[Dataset entries on figures]
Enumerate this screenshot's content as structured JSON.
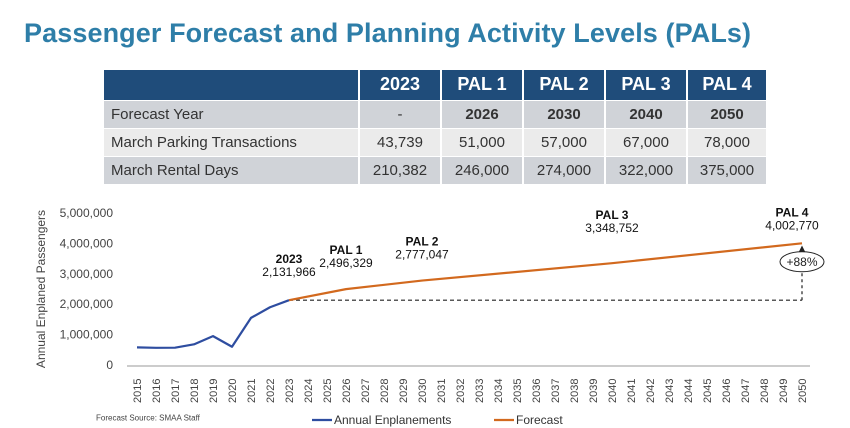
{
  "title": "Passenger Forecast and Planning Activity Levels (PALs)",
  "table": {
    "headers": [
      "",
      "2023",
      "PAL 1",
      "PAL 2",
      "PAL 3",
      "PAL 4"
    ],
    "rows": [
      {
        "label": "Forecast Year",
        "values": [
          "-",
          "2026",
          "2030",
          "2040",
          "2050"
        ]
      },
      {
        "label": "March Parking Transactions",
        "values": [
          "43,739",
          "51,000",
          "57,000",
          "67,000",
          "78,000"
        ]
      },
      {
        "label": "March Rental Days",
        "values": [
          "210,382",
          "246,000",
          "274,000",
          "322,000",
          "375,000"
        ]
      }
    ]
  },
  "source_note": "Forecast Source: SMAA Staff",
  "colors": {
    "title": "#2E7EA8",
    "table_header": "#1F4C7A",
    "annual_enplanements": "#2E4DA0",
    "forecast": "#D2691E"
  },
  "chart_data": {
    "type": "line",
    "ylabel": "Annual Enplaned Passengers",
    "xlabel": "",
    "ylim": [
      0,
      5000000
    ],
    "yticks": [
      0,
      1000000,
      2000000,
      3000000,
      4000000,
      5000000
    ],
    "ytick_labels": [
      "0",
      "1,000,000",
      "2,000,000",
      "3,000,000",
      "4,000,000",
      "5,000,000"
    ],
    "x_categories": [
      "2015",
      "2016",
      "2017",
      "2018",
      "2019",
      "2020",
      "2021",
      "2022",
      "2023",
      "2024",
      "2025",
      "2026",
      "2027",
      "2028",
      "2029",
      "2030",
      "2031",
      "2032",
      "2033",
      "2034",
      "2035",
      "2036",
      "2037",
      "2038",
      "2039",
      "2040",
      "2041",
      "2042",
      "2043",
      "2044",
      "2045",
      "2046",
      "2047",
      "2048",
      "2049",
      "2050"
    ],
    "grid": false,
    "legend_position": "bottom",
    "series": [
      {
        "name": "Annual Enplanements",
        "x": [
          "2015",
          "2016",
          "2017",
          "2018",
          "2019",
          "2020",
          "2021",
          "2022",
          "2023"
        ],
        "values": [
          580000,
          565000,
          570000,
          680000,
          950000,
          600000,
          1550000,
          1900000,
          2131966
        ]
      },
      {
        "name": "Forecast",
        "x": [
          "2023",
          "2026",
          "2030",
          "2040",
          "2050"
        ],
        "values": [
          2131966,
          2496329,
          2777047,
          3348752,
          4002770
        ]
      }
    ],
    "annotations": [
      {
        "label": "2023",
        "value_text": "2,131,966",
        "x": "2023",
        "y": 2131966
      },
      {
        "label": "PAL 1",
        "value_text": "2,496,329",
        "x": "2026",
        "y": 2496329
      },
      {
        "label": "PAL 2",
        "value_text": "2,777,047",
        "x": "2030",
        "y": 2777047
      },
      {
        "label": "PAL 3",
        "value_text": "3,348,752",
        "x": "2040",
        "y": 3348752
      },
      {
        "label": "PAL 4",
        "value_text": "4,002,770",
        "x": "2050",
        "y": 4002770
      }
    ],
    "baseline": {
      "from": "2023",
      "to": "2050",
      "y": 2131966
    },
    "growth": {
      "label": "+88%",
      "x": "2050",
      "from": 2131966,
      "to": 4002770
    }
  }
}
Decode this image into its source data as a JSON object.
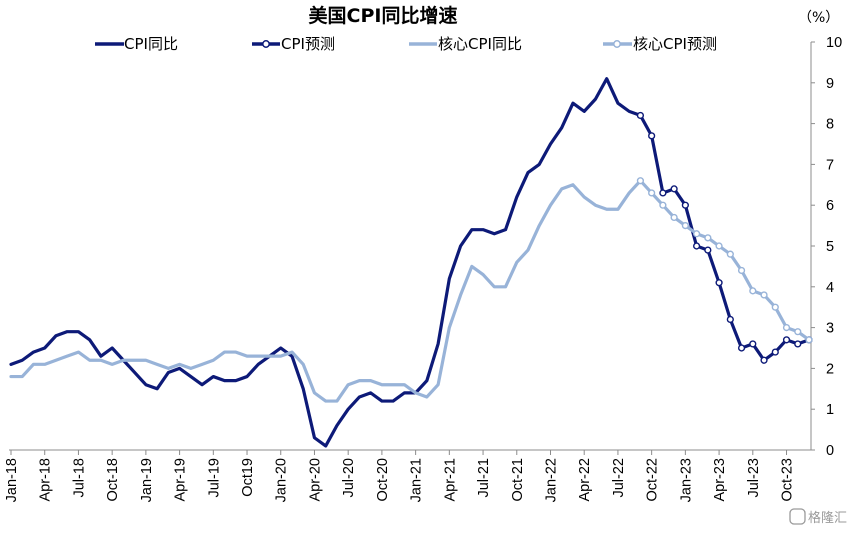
{
  "chart_data": {
    "type": "line",
    "title": "美国CPI同比增速",
    "unit": "（%）",
    "ylim": [
      0,
      10
    ],
    "yticks": [
      "0",
      "1",
      "2",
      "3",
      "4",
      "5",
      "6",
      "7",
      "8",
      "9",
      "10"
    ],
    "x_tick_labels": [
      "Jan-18",
      "Apr-18",
      "Jul-18",
      "Oct-18",
      "Jan-19",
      "Apr-19",
      "Jul-19",
      "Oct19",
      "Jan-20",
      "Apr-20",
      "Jul-20",
      "Oct-20",
      "Jan-21",
      "Apr-21",
      "Jul-21",
      "Oct-21",
      "Jan-22",
      "Apr-22",
      "Jul-22",
      "Oct-22",
      "Jan-23",
      "Apr-23",
      "Jul-23",
      "Oct-23"
    ],
    "x_start": "2018-01",
    "grid": false,
    "legend_position": "top",
    "series": [
      {
        "name": "CPI同比",
        "color": "#0d1a78",
        "marker": "none",
        "values": [
          2.1,
          2.2,
          2.4,
          2.5,
          2.8,
          2.9,
          2.9,
          2.7,
          2.3,
          2.5,
          2.2,
          1.9,
          1.6,
          1.5,
          1.9,
          2.0,
          1.8,
          1.6,
          1.8,
          1.7,
          1.7,
          1.8,
          2.1,
          2.3,
          2.5,
          2.3,
          1.5,
          0.3,
          0.1,
          0.6,
          1.0,
          1.3,
          1.4,
          1.2,
          1.2,
          1.4,
          1.4,
          1.7,
          2.6,
          4.2,
          5.0,
          5.4,
          5.4,
          5.3,
          5.4,
          6.2,
          6.8,
          7.0,
          7.5,
          7.9,
          8.5,
          8.3,
          8.6,
          9.1,
          8.5,
          8.3,
          8.2
        ]
      },
      {
        "name": "CPI预测",
        "color": "#0d1a78",
        "marker": "open-circle",
        "start_index": 56,
        "values": [
          8.2,
          7.7,
          6.3,
          6.4,
          6.0,
          5.0,
          4.9,
          4.1,
          3.2,
          2.5,
          2.6,
          2.2,
          2.4,
          2.7,
          2.6,
          2.7
        ]
      },
      {
        "name": "核心CPI同比",
        "color": "#98b3d8",
        "marker": "none",
        "values": [
          1.8,
          1.8,
          2.1,
          2.1,
          2.2,
          2.3,
          2.4,
          2.2,
          2.2,
          2.1,
          2.2,
          2.2,
          2.2,
          2.1,
          2.0,
          2.1,
          2.0,
          2.1,
          2.2,
          2.4,
          2.4,
          2.3,
          2.3,
          2.3,
          2.3,
          2.4,
          2.1,
          1.4,
          1.2,
          1.2,
          1.6,
          1.7,
          1.7,
          1.6,
          1.6,
          1.6,
          1.4,
          1.3,
          1.6,
          3.0,
          3.8,
          4.5,
          4.3,
          4.0,
          4.0,
          4.6,
          4.9,
          5.5,
          6.0,
          6.4,
          6.5,
          6.2,
          6.0,
          5.9,
          5.9,
          6.3,
          6.6
        ]
      },
      {
        "name": "核心CPI预测",
        "color": "#98b3d8",
        "marker": "open-circle",
        "start_index": 56,
        "values": [
          6.6,
          6.3,
          6.0,
          5.7,
          5.5,
          5.3,
          5.2,
          5.0,
          4.8,
          4.4,
          3.9,
          3.8,
          3.5,
          3.0,
          2.9,
          2.7
        ]
      }
    ]
  },
  "watermark": "格隆汇"
}
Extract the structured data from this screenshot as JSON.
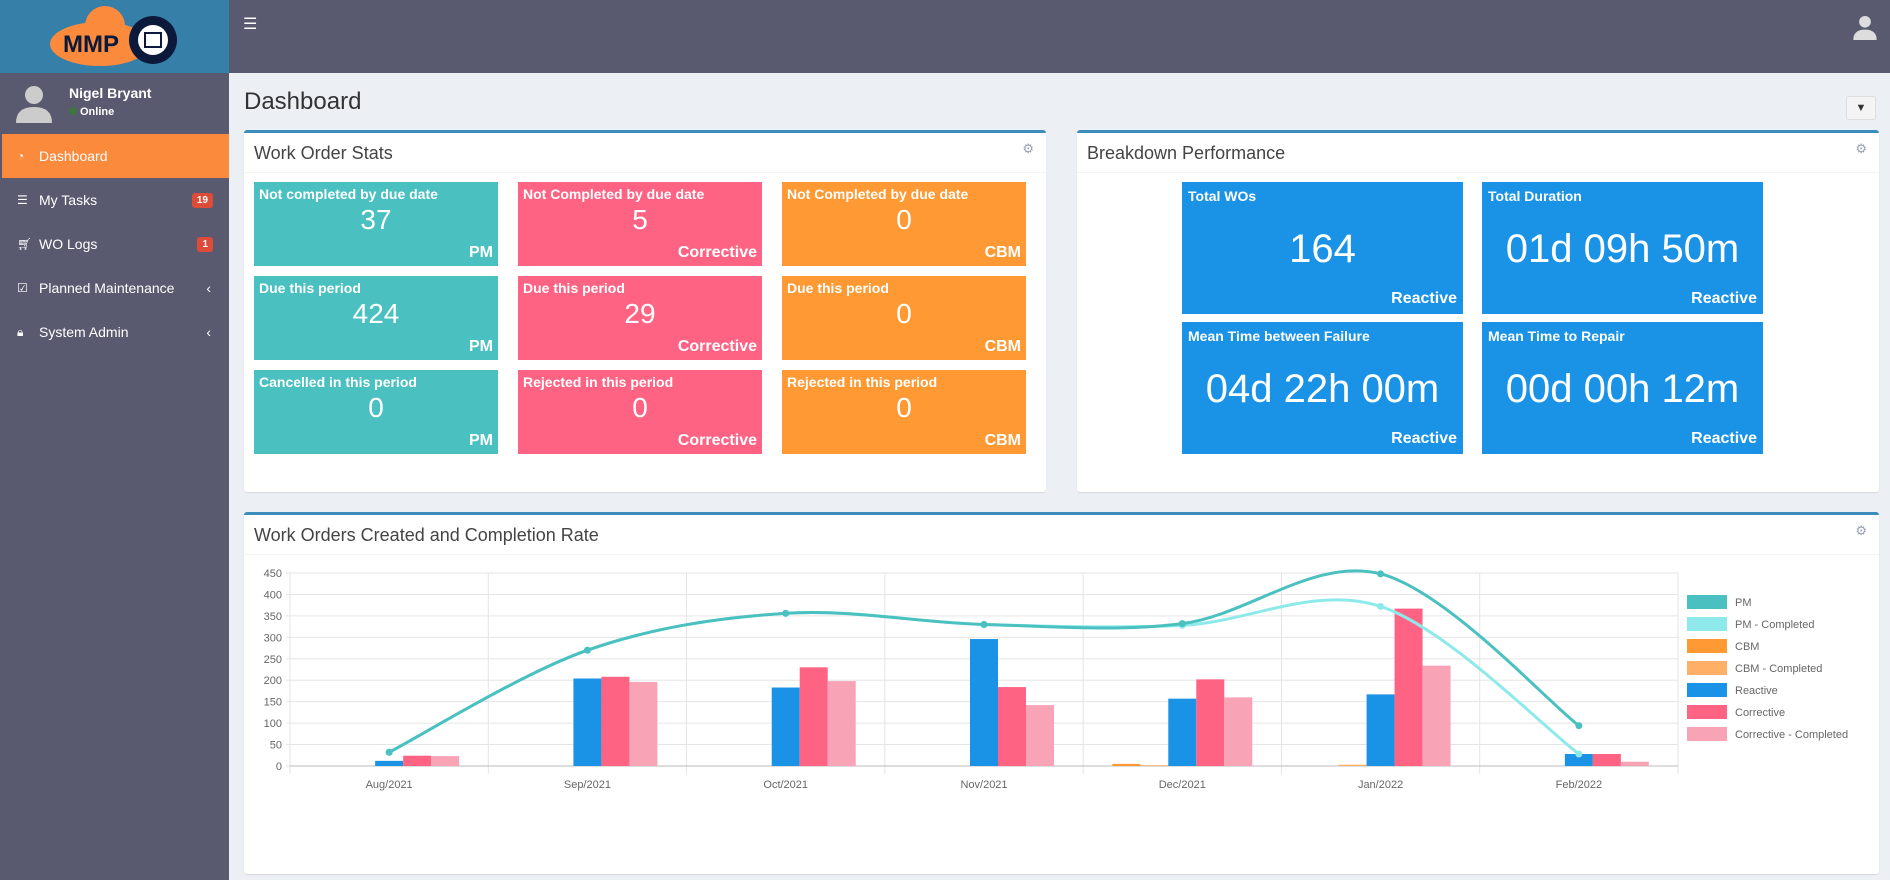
{
  "logo": {
    "text": "MMP"
  },
  "user": {
    "name": "Nigel Bryant",
    "status": "Online"
  },
  "nav": [
    {
      "label": "Dashboard",
      "icon": "dashboard-icon",
      "active": true
    },
    {
      "label": "My Tasks",
      "icon": "tasks-icon",
      "badge": "19"
    },
    {
      "label": "WO Logs",
      "icon": "cart-icon",
      "badge": "1"
    },
    {
      "label": "Planned Maintenance",
      "icon": "calendar-check-icon",
      "chevron": true
    },
    {
      "label": "System Admin",
      "icon": "lock-icon",
      "chevron": true
    }
  ],
  "page": {
    "title": "Dashboard"
  },
  "wo_stats": {
    "title": "Work Order Stats",
    "tiles": [
      [
        {
          "title": "Not completed by due date",
          "value": "37",
          "cat": "PM"
        },
        {
          "title": "Not Completed by due date",
          "value": "5",
          "cat": "Corrective"
        },
        {
          "title": "Not Completed by due date",
          "value": "0",
          "cat": "CBM"
        }
      ],
      [
        {
          "title": "Due this period",
          "value": "424",
          "cat": "PM"
        },
        {
          "title": "Due this period",
          "value": "29",
          "cat": "Corrective"
        },
        {
          "title": "Due this period",
          "value": "0",
          "cat": "CBM"
        }
      ],
      [
        {
          "title": "Cancelled in this period",
          "value": "0",
          "cat": "PM"
        },
        {
          "title": "Rejected in this period",
          "value": "0",
          "cat": "Corrective"
        },
        {
          "title": "Rejected in this period",
          "value": "0",
          "cat": "CBM"
        }
      ]
    ],
    "colors": [
      "#4bc0c0",
      "#ff6384",
      "#ff9933"
    ]
  },
  "breakdown": {
    "title": "Breakdown Performance",
    "tiles": [
      {
        "title": "Total WOs",
        "value": "164",
        "cat": "Reactive"
      },
      {
        "title": "Total Duration",
        "value": "01d 09h 50m",
        "cat": "Reactive"
      },
      {
        "title": "Mean Time between Failure",
        "value": "04d 22h 00m",
        "cat": "Reactive"
      },
      {
        "title": "Mean Time to Repair",
        "value": "00d 00h 12m",
        "cat": "Reactive"
      }
    ]
  },
  "chart_panel": {
    "title": "Work Orders Created and Completion Rate"
  },
  "chart_data": {
    "type": "bar",
    "categories": [
      "Aug/2021",
      "Sep/2021",
      "Oct/2021",
      "Nov/2021",
      "Dec/2021",
      "Jan/2022",
      "Feb/2022"
    ],
    "ylim": [
      0,
      450
    ],
    "yticks": [
      0,
      50,
      100,
      150,
      200,
      250,
      300,
      350,
      400,
      450
    ],
    "grid": true,
    "legend": "right",
    "series": [
      {
        "name": "PM",
        "type": "line",
        "color": "#4bc0c0",
        "values": [
          32,
          270,
          356,
          330,
          332,
          448,
          94
        ]
      },
      {
        "name": "PM - Completed",
        "type": "line",
        "color": "#8eeaea",
        "values": [
          32,
          270,
          356,
          330,
          328,
          372,
          28
        ]
      },
      {
        "name": "CBM",
        "type": "bar",
        "color": "#ff9933",
        "values": [
          0,
          0,
          0,
          0,
          5,
          0,
          0
        ]
      },
      {
        "name": "CBM - Completed",
        "type": "bar",
        "color": "#ffb066",
        "values": [
          0,
          0,
          0,
          0,
          2,
          3,
          0
        ]
      },
      {
        "name": "Reactive",
        "type": "bar",
        "color": "#1a93e6",
        "values": [
          12,
          204,
          183,
          296,
          157,
          167,
          28
        ]
      },
      {
        "name": "Corrective",
        "type": "bar",
        "color": "#ff6384",
        "values": [
          24,
          208,
          230,
          184,
          202,
          367,
          28
        ]
      },
      {
        "name": "Corrective - Completed",
        "type": "bar",
        "color": "#f8a3b6",
        "values": [
          23,
          196,
          198,
          142,
          160,
          234,
          10
        ]
      }
    ]
  }
}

(Task to complete):
Show each line in the entries that holds the string "icon".

(Result of this task):
      "icon": "dashboard-icon",
      "icon": "tasks-icon",
      "icon": "cart-icon",
      "icon": "calendar-check-icon",
      "icon": "lock-icon",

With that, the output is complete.